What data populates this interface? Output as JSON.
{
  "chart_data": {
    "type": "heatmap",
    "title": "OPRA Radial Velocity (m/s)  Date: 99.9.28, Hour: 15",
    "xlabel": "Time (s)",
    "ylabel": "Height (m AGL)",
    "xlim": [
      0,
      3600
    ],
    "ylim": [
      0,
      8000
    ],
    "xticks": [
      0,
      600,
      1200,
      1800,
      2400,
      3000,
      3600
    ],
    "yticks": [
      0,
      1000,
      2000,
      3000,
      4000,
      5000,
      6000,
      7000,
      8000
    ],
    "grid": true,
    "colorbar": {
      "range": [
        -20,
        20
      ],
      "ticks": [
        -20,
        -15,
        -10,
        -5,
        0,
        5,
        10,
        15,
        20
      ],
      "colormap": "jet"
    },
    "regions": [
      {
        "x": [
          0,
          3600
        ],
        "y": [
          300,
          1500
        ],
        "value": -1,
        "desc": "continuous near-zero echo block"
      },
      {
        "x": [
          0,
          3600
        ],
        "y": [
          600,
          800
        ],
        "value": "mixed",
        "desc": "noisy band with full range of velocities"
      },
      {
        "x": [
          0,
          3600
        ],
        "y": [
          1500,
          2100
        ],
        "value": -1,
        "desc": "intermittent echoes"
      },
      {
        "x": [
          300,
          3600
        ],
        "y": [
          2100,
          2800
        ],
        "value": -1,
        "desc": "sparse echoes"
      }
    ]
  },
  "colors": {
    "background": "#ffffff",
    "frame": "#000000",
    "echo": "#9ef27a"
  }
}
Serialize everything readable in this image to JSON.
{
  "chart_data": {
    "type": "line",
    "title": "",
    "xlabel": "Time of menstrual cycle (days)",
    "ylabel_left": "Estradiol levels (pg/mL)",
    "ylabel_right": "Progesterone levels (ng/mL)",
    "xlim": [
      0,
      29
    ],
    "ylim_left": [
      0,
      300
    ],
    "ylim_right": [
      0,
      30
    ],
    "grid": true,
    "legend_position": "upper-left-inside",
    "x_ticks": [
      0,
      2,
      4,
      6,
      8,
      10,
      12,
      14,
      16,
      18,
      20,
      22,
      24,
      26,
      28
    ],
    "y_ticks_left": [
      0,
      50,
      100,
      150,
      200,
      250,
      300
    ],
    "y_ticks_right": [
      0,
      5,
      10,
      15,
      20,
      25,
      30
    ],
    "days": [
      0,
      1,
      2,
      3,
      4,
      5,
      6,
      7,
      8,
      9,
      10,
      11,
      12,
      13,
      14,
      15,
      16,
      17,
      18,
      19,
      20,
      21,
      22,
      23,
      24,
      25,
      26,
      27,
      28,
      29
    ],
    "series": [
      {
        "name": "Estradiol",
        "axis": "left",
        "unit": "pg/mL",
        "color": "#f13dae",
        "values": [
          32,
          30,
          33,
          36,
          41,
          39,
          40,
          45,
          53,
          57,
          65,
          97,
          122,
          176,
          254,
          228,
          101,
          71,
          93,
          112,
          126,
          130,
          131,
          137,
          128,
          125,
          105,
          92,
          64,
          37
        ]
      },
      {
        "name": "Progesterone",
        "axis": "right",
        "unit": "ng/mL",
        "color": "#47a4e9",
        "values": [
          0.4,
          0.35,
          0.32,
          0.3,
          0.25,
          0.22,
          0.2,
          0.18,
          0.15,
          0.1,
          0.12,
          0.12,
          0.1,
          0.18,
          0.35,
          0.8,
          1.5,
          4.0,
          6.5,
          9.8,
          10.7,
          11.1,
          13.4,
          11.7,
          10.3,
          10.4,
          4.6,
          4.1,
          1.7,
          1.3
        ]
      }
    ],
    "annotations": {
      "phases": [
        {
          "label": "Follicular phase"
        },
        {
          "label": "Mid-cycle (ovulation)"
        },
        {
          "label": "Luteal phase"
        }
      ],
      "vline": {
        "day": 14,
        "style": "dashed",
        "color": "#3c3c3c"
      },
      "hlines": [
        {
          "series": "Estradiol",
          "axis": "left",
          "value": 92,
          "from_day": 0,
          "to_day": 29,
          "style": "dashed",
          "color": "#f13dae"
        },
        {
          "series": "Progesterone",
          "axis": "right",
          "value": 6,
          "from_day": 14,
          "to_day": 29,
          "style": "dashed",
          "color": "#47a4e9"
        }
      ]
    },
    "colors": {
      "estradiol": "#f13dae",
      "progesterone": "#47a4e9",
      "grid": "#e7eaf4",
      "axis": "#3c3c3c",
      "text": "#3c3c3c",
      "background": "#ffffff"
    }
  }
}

■ Instruction
Your task is to repeat the data exactly; please include every line.

■ Solved problem
What data populates this interface? Output as JSON.
{
  "chart_data": {
    "type": "heatmap",
    "title": "OPRA Radial Velocity (m/s)  Date: 99.9.28, Hour: 15",
    "xlabel": "Time (s)",
    "ylabel": "Height (m AGL)",
    "xlim": [
      0,
      3600
    ],
    "ylim": [
      0,
      8000
    ],
    "xticks": [
      0,
      600,
      1200,
      1800,
      2400,
      3000,
      3600
    ],
    "yticks": [
      0,
      1000,
      2000,
      3000,
      4000,
      5000,
      6000,
      7000,
      8000
    ],
    "grid": true,
    "colorbar": {
      "range": [
        -20,
        20
      ],
      "ticks": [
        -20,
        -15,
        -10,
        -5,
        0,
        5,
        10,
        15,
        20
      ],
      "colormap": "jet"
    },
    "regions": [
      {
        "x": [
          0,
          3600
        ],
        "y": [
          300,
          1500
        ],
        "value": -1,
        "desc": "continuous near-zero echo block"
      },
      {
        "x": [
          0,
          3600
        ],
        "y": [
          600,
          800
        ],
        "value": "mixed",
        "desc": "noisy band with full range of velocities"
      },
      {
        "x": [
          0,
          3600
        ],
        "y": [
          1500,
          2100
        ],
        "value": -1,
        "desc": "intermittent echoes"
      },
      {
        "x": [
          300,
          3600
        ],
        "y": [
          2100,
          2800
        ],
        "value": -1,
        "desc": "sparse echoes"
      }
    ]
  },
  "colors": {
    "background": "#ffffff",
    "frame": "#000000",
    "echo": "#9ef27a"
  }
}
Serialize everything readable in this image to JSON.
{
  "chart_data": {
    "type": "line",
    "title": "",
    "xlabel": "Time of menstrual cycle (days)",
    "ylabel_left": "Estradiol levels (pg/mL)",
    "ylabel_right": "Progesterone levels (ng/mL)",
    "xlim": [
      0,
      29
    ],
    "ylim_left": [
      0,
      300
    ],
    "ylim_right": [
      0,
      30
    ],
    "grid": true,
    "legend_position": "upper-left-inside",
    "x_ticks": [
      0,
      2,
      4,
      6,
      8,
      10,
      12,
      14,
      16,
      18,
      20,
      22,
      24,
      26,
      28
    ],
    "y_ticks_left": [
      0,
      50,
      100,
      150,
      200,
      250,
      300
    ],
    "y_ticks_right": [
      0,
      5,
      10,
      15,
      20,
      25,
      30
    ],
    "days": [
      0,
      1,
      2,
      3,
      4,
      5,
      6,
      7,
      8,
      9,
      10,
      11,
      12,
      13,
      14,
      15,
      16,
      17,
      18,
      19,
      20,
      21,
      22,
      23,
      24,
      25,
      26,
      27,
      28,
      29
    ],
    "series": [
      {
        "name": "Estradiol",
        "axis": "left",
        "unit": "pg/mL",
        "color": "#f13dae",
        "values": [
          32,
          30,
          33,
          36,
          41,
          39,
          40,
          45,
          53,
          57,
          65,
          97,
          122,
          176,
          254,
          228,
          101,
          71,
          93,
          112,
          126,
          130,
          131,
          137,
          128,
          125,
          105,
          92,
          64,
          37
        ]
      },
      {
        "name": "Progesterone",
        "axis": "right",
        "unit": "ng/mL",
        "color": "#47a4e9",
        "values": [
          0.4,
          0.35,
          0.32,
          0.3,
          0.25,
          0.22,
          0.2,
          0.18,
          0.15,
          0.1,
          0.12,
          0.12,
          0.1,
          0.18,
          0.35,
          0.8,
          1.5,
          4.0,
          6.5,
          9.8,
          10.7,
          11.1,
          13.4,
          11.7,
          10.3,
          10.4,
          4.6,
          4.1,
          1.7,
          1.3
        ]
      }
    ],
    "annotations": {
      "phases": [
        {
          "label": "Follicular phase"
        },
        {
          "label": "Mid-cycle (ovulation)"
        },
        {
          "label": "Luteal phase"
        }
      ],
      "vline": {
        "day": 14,
        "style": "dashed",
        "color": "#3c3c3c"
      },
      "hlines": [
        {
          "series": "Estradiol",
          "axis": "left",
          "value": 92,
          "from_day": 0,
          "to_day": 29,
          "style": "dashed",
          "color": "#f13dae"
        },
        {
          "series": "Progesterone",
          "axis": "right",
          "value": 6,
          "from_day": 14,
          "to_day": 29,
          "style": "dashed",
          "color": "#47a4e9"
        }
      ]
    },
    "colors": {
      "estradiol": "#f13dae",
      "progesterone": "#47a4e9",
      "grid": "#e7eaf4",
      "axis": "#3c3c3c",
      "text": "#3c3c3c",
      "background": "#ffffff"
    }
  }
}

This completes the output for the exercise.